(Set tasks)
- 1) Reproduce the Federal Court decision from "[3] Given that" up to and including "to CIBC’s reputation.".
- 2) In the Federal Court decision, how many days' notice did CIBC give the applicant when it terminated his banking services?
- 3) Pick up the Federal Court decision after its last sentence and keep writing it.

(Excerpt)

══════

Federal Court Decisions

Decision Information

Decision Content

Date: 20231108


Docket: T-1662-21

Citation: 2023 FC 1493

[ENGLISH TRANSLATION]

Ottawa, Ontario, November 8, 2023

PRESENT: Associate Chief Justice Gagné

BETWEEN:

ARI BEN MENASHE

Applicant

and

ATTORNEY GENERAL OF CANADA

Respondent

and

ROYAL BANK OF CANADA

Third Party

JUDGMENT AND REASONS

I. Overview

[1] For more than ten years, Ari Ben Menashe has been denied access to basic banking services by the majority of Canadian chartered banks, the latest being the third party, Royal Bank of Canada [RBC].

[2] After unsuccessfully applying to Quebec’s ordinary courts of law of for redress, Mr. Ben Menashe is now asking this Court to order the Financial Consumer Agency of Canada [Agency] to investigate RBC’s actions and apply the appropriate sanctions and orders, in application of sections 627.17(1), 627.18, 627.19, 980 and 989(3) of the Bank Act, SC 1991, c 46, as well as subsections 3(2), 5(1) and 19(1) of the Financial Consumer Agency of Canada Act, SC 2001, c 9 [Agency Act]. He is seeking the issuance of a writ of mandamus against the Agency, pursuant to sections 18 and 44 of the Federal Courts Act, RSC 1985, c. F-7, and is asking the Court to rule on his right to have access to basic banking services, and to order RBC to provide him with such services.

[3] Given that the applicant has not met the criteria for the issuance of a mandamus order against the Agency, and that this Court does not have the jurisdiction to grant him the other remedies sought, his application will be dismissed.

II. Facts

[4] In September 2011, the Canadian Imperial Bank of Commerce [CIBC] terminated the banking services to which the applicant had access, giving him 60 days’ notice; the reason given for the termination was the risk he posed to CIBC’s reputation.

══════

(Records shown)
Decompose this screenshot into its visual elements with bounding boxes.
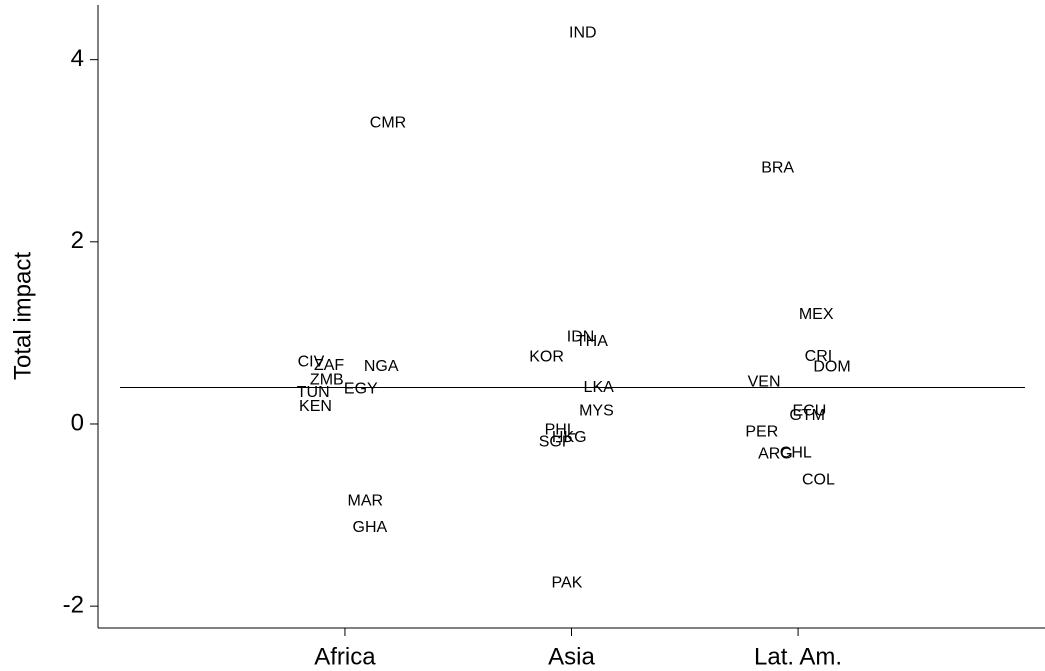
point-label: DOM: [813, 359, 850, 376]
point-label: GHA: [353, 519, 388, 536]
point-label: THA: [576, 333, 608, 350]
point-label: ARG: [758, 445, 793, 462]
y-tick-label: 4: [71, 45, 84, 72]
point-label: MAR: [348, 493, 384, 510]
point-label: IDN: [567, 329, 595, 346]
point-label: GTM: [789, 407, 825, 424]
y-tick-label: -2: [63, 591, 84, 618]
point-label: ZMB: [310, 371, 344, 388]
point-label: SGP: [539, 433, 573, 450]
point-label: KEN: [299, 398, 332, 415]
y-tick-label: 2: [71, 227, 84, 254]
point-label: MYS: [579, 402, 614, 419]
point-label: CMR: [370, 115, 406, 132]
point-label: IND: [569, 24, 597, 41]
point-label: LKA: [584, 379, 615, 396]
point-label: HKG: [552, 429, 587, 446]
point-label: ZAF: [314, 357, 344, 374]
point-label: EGY: [344, 381, 378, 398]
y-tick-label: 0: [71, 409, 84, 436]
x-tick-label: Lat. Am.: [754, 643, 842, 670]
y-axis-label: Total impact: [9, 252, 36, 380]
point-label: COL: [802, 472, 835, 489]
point-label: CHL: [780, 444, 812, 461]
point-label: ECU: [792, 402, 826, 419]
point-label: PER: [745, 423, 778, 440]
point-label: TUN: [297, 384, 330, 401]
point-label: VEN: [748, 373, 781, 390]
x-tick-label: Africa: [314, 643, 376, 670]
point-label: PAK: [552, 575, 583, 592]
point-label: BRA: [761, 159, 794, 176]
point-label: CIV: [298, 353, 325, 370]
point-label: KOR: [529, 349, 564, 366]
point-label: CRI: [805, 348, 833, 365]
point-label: MEX: [799, 306, 834, 323]
point-label: PHL: [545, 422, 576, 439]
point-label: NGA: [364, 358, 399, 375]
x-tick-label: Asia: [548, 643, 595, 670]
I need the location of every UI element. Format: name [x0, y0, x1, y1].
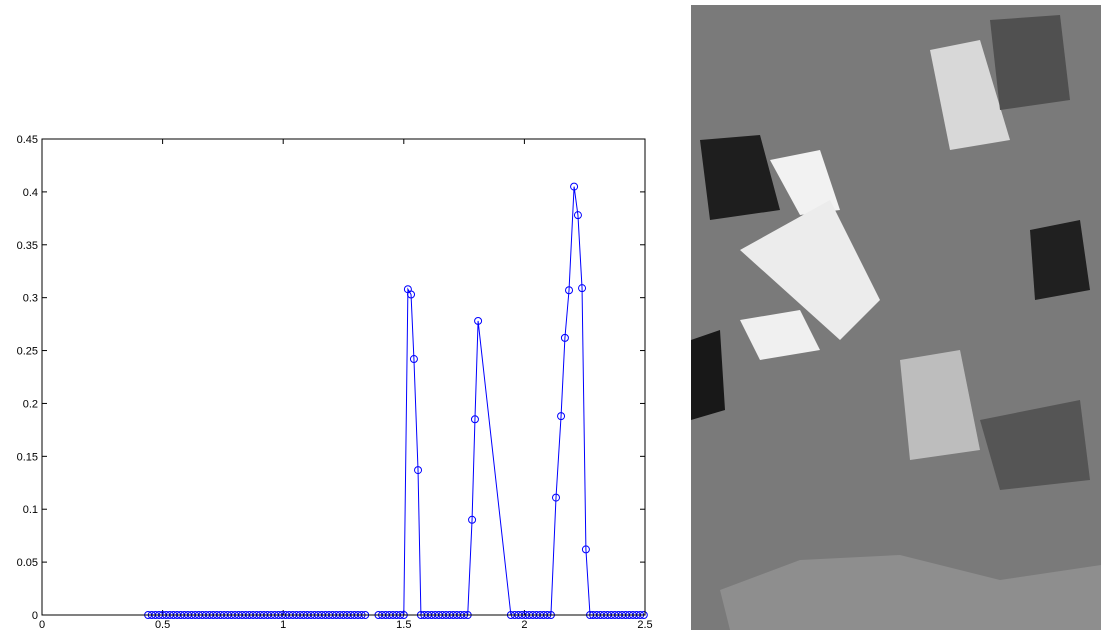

══════

(Responses)
- 1)
[3] Given that the applicant has not met the criteria for the issuance of a mandamus order against the Agency, and that this Court does not have the jurisdiction to grant him the other remedies sought, his application will be dismissed.

II. Facts

[4] In September 2011, the Canadian Imperial Bank of Commerce [CIBC] terminated the banking services to which the applicant had access, giving him 60 days’ notice; the reason given for the termination was the risk he posed to CIBC’s reputation.

- 2) 60 days

- 3)
[5] In his order dismissing the application of the Attorney General of Canada [AGC] to strike the Notice of Application, my colleague Justice Peter Pamel summarized the litigation between Mr. Ben Menashe and the various banks over the ensuing years as follows (Menashe c Canada (Procureur général), 2022 CF 178, at para 3):

[translation]

Ÿ On November 7, 2011, Mr. Ben Menashe filed applications with the Quebec Superior Court for a safeguard order, an interlocutory injunction and a permanent injunction against the Canadian Imperial Bank of Commerce [CIBC] to force it to continue doing business with him. The safeguard order was denied and Mr. Ben Menashe subsequently discontinued his claim (file 500-17-068752-115).

Ÿ On August 10, 2018, Mr. Ben Menashe filed a claim for damages before the Court of Quebec against Amex Bank of Canada for having cancelled his payment card without reason and without prior notice (file 500-22-249233-183). Judge Martin Bergeron dismissed that application on April 21, 2021 (Ben Menashe v Amex Bank of Canada, 2021 QCCQ 3586).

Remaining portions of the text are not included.